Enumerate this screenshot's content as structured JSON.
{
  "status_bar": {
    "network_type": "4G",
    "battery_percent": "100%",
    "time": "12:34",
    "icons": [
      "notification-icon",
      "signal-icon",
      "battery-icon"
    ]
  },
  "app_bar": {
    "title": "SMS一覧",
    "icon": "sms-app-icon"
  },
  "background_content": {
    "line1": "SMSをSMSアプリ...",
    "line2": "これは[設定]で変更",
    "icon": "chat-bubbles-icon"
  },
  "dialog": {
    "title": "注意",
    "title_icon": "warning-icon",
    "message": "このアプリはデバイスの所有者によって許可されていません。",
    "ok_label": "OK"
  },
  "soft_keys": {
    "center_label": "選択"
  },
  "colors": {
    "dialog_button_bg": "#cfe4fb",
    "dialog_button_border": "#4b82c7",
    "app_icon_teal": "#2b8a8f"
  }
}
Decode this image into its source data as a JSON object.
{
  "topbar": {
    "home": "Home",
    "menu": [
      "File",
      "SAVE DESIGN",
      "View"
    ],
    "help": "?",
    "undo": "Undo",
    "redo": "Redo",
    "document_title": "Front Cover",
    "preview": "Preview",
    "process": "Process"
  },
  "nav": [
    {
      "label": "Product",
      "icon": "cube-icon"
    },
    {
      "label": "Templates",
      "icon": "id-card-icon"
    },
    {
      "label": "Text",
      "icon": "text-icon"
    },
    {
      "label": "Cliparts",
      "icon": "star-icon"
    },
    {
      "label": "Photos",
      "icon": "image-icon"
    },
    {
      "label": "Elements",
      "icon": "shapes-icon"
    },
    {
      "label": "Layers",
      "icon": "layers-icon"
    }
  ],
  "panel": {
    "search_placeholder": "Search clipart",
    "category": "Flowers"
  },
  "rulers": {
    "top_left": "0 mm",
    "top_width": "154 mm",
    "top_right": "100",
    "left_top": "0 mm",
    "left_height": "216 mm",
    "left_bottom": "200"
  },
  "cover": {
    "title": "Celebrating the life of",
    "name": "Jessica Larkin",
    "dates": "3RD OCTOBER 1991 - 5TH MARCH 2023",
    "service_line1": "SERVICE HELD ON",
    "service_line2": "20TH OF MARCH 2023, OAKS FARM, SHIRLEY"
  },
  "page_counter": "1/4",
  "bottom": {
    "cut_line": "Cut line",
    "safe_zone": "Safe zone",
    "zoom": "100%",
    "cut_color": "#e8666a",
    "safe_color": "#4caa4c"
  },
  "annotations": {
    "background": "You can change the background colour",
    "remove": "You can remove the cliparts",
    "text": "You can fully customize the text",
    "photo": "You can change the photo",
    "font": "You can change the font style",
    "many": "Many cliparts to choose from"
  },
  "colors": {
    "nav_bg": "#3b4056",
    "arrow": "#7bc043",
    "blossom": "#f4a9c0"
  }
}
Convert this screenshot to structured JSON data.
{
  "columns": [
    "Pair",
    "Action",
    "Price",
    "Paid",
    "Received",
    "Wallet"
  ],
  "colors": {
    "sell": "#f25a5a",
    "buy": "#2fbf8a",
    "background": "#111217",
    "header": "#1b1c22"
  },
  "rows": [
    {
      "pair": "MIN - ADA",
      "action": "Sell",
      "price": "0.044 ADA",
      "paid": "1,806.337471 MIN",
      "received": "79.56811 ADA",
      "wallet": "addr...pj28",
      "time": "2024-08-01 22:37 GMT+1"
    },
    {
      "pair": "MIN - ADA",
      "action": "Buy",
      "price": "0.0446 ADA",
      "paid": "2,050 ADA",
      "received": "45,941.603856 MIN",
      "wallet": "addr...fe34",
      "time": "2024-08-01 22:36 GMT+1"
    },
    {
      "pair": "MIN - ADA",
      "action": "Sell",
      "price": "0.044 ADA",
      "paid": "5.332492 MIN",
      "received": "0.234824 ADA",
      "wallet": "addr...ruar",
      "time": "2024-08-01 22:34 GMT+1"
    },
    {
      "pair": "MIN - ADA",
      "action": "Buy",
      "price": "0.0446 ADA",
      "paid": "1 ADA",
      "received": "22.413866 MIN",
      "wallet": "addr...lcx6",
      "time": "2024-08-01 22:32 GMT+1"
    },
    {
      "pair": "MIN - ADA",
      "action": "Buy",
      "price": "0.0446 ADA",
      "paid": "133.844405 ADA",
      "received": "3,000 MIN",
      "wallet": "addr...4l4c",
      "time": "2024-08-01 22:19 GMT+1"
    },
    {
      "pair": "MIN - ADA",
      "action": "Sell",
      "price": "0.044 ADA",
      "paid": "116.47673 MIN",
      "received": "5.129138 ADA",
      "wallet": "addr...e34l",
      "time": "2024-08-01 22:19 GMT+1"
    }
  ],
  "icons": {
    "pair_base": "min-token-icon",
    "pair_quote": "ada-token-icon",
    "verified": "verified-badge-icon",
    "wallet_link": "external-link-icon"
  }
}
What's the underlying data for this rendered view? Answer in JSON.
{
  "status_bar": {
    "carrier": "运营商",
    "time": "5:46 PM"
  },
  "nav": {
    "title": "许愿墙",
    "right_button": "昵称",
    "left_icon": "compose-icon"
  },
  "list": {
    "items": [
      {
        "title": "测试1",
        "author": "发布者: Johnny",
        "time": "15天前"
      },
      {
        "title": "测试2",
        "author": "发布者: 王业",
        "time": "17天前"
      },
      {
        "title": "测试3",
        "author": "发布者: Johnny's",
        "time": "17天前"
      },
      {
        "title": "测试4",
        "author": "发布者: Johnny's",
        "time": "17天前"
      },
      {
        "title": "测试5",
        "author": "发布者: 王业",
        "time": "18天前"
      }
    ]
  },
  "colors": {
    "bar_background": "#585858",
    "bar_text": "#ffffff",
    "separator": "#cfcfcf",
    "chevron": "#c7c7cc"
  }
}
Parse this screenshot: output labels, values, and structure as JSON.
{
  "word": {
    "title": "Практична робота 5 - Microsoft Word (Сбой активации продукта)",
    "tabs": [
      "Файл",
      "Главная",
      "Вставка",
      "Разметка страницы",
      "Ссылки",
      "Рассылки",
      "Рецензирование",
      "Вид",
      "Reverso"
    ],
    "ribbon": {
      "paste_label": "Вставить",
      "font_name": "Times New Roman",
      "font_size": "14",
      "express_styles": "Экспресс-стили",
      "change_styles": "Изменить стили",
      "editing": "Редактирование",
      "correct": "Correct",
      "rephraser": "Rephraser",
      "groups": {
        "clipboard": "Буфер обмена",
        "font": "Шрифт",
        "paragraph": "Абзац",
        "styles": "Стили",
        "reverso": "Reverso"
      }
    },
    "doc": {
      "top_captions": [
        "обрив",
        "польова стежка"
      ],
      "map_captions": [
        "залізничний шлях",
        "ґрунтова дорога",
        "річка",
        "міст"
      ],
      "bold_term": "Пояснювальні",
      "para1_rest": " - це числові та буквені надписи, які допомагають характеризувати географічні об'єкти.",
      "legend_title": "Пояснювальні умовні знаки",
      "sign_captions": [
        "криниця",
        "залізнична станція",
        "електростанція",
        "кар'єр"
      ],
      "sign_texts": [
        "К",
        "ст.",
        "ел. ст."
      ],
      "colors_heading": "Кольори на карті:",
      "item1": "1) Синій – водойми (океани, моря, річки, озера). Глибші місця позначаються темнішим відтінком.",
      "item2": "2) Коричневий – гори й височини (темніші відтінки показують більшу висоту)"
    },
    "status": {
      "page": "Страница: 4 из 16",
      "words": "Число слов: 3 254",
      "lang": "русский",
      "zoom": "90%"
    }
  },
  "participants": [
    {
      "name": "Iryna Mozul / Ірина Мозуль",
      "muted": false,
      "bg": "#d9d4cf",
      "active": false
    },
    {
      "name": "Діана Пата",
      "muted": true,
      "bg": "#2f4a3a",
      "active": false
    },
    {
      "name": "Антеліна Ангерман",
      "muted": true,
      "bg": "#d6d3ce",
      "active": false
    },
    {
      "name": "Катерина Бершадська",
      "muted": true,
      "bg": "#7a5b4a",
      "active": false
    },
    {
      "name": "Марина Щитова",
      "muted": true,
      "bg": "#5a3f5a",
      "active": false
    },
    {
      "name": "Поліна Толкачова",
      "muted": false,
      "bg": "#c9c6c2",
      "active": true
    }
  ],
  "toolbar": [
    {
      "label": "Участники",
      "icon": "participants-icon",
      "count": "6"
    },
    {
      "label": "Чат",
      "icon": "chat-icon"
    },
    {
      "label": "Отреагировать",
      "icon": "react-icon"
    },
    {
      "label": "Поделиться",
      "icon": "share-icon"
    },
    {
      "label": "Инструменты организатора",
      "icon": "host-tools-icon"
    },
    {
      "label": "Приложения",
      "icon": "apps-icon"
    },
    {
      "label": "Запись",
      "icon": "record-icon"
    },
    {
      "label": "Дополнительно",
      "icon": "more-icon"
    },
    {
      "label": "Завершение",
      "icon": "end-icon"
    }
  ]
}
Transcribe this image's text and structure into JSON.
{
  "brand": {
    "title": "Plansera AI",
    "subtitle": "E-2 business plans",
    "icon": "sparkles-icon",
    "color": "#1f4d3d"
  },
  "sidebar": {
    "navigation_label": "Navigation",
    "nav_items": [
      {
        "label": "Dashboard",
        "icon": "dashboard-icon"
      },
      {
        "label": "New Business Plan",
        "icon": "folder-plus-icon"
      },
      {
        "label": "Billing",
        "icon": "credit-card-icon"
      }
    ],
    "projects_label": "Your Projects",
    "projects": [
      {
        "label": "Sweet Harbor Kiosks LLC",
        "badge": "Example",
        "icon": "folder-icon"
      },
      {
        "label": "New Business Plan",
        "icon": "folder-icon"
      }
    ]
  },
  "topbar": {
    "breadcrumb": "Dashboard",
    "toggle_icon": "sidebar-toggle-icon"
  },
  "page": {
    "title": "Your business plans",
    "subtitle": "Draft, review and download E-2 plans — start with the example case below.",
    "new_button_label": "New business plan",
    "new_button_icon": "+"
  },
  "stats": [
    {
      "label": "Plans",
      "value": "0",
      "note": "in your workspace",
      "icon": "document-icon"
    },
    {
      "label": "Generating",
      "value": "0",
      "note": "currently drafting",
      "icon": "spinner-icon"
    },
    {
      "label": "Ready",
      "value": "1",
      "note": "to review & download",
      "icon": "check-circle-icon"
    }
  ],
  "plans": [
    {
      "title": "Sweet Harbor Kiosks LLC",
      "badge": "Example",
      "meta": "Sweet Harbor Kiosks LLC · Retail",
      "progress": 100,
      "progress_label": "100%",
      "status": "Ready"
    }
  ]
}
※
PROBLEM REQUIREMENTS: Each line that has the word "Пояснювальні" counts once. How many such lines are in the data? Give the number alone.

PROBLEM SOLUTION: 2